[Data listing]
-=-=-

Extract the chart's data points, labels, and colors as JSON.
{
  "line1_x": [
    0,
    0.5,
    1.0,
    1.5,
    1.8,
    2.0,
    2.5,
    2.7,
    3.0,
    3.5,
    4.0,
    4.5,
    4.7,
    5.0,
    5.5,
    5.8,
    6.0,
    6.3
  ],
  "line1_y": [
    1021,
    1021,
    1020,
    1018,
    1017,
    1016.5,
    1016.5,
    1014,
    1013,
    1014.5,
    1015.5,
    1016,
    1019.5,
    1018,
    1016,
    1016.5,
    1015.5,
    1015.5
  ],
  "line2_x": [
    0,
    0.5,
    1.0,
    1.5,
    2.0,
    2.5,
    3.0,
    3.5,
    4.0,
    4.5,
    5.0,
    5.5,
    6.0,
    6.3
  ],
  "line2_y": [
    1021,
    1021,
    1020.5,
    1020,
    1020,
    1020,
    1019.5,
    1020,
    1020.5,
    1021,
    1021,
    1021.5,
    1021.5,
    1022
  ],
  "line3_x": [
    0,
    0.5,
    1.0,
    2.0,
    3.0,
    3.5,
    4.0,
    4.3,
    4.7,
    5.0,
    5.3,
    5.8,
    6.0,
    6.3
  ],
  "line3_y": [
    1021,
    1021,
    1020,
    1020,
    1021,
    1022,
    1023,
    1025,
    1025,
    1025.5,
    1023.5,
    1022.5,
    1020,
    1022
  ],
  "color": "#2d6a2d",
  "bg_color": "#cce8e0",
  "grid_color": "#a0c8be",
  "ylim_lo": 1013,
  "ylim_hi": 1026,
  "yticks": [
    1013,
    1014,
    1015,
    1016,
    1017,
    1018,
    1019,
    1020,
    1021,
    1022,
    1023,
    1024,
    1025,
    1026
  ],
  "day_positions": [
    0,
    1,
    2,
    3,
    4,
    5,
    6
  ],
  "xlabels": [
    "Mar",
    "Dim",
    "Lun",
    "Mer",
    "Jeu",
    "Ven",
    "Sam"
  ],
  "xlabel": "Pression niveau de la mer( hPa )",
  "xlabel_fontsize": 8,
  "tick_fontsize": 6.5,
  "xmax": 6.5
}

-=-=-

Task requirements :: Exactly reproduce every line found in the records.

Answer to this problem ::
Extract the chart's data points, labels, and colors as JSON.
{
  "line1_x": [
    0,
    0.5,
    1.0,
    1.5,
    1.8,
    2.0,
    2.5,
    2.7,
    3.0,
    3.5,
    4.0,
    4.5,
    4.7,
    5.0,
    5.5,
    5.8,
    6.0,
    6.3
  ],
  "line1_y": [
    1021,
    1021,
    1020,
    1018,
    1017,
    1016.5,
    1016.5,
    1014,
    1013,
    1014.5,
    1015.5,
    1016,
    1019.5,
    1018,
    1016,
    1016.5,
    1015.5,
    1015.5
  ],
  "line2_x": [
    0,
    0.5,
    1.0,
    1.5,
    2.0,
    2.5,
    3.0,
    3.5,
    4.0,
    4.5,
    5.0,
    5.5,
    6.0,
    6.3
  ],
  "line2_y": [
    1021,
    1021,
    1020.5,
    1020,
    1020,
    1020,
    1019.5,
    1020,
    1020.5,
    1021,
    1021,
    1021.5,
    1021.5,
    1022
  ],
  "line3_x": [
    0,
    0.5,
    1.0,
    2.0,
    3.0,
    3.5,
    4.0,
    4.3,
    4.7,
    5.0,
    5.3,
    5.8,
    6.0,
    6.3
  ],
  "line3_y": [
    1021,
    1021,
    1020,
    1020,
    1021,
    1022,
    1023,
    1025,
    1025,
    1025.5,
    1023.5,
    1022.5,
    1020,
    1022
  ],
  "color": "#2d6a2d",
  "bg_color": "#cce8e0",
  "grid_color": "#a0c8be",
  "ylim_lo": 1013,
  "ylim_hi": 1026,
  "yticks": [
    1013,
    1014,
    1015,
    1016,
    1017,
    1018,
    1019,
    1020,
    1021,
    1022,
    1023,
    1024,
    1025,
    1026
  ],
  "day_positions": [
    0,
    1,
    2,
    3,
    4,
    5,
    6
  ],
  "xlabels": [
    "Mar",
    "Dim",
    "Lun",
    "Mer",
    "Jeu",
    "Ven",
    "Sam"
  ],
  "xlabel": "Pression niveau de la mer( hPa )",
  "xlabel_fontsize": 8,
  "tick_fontsize": 6.5,
  "xmax": 6.5
}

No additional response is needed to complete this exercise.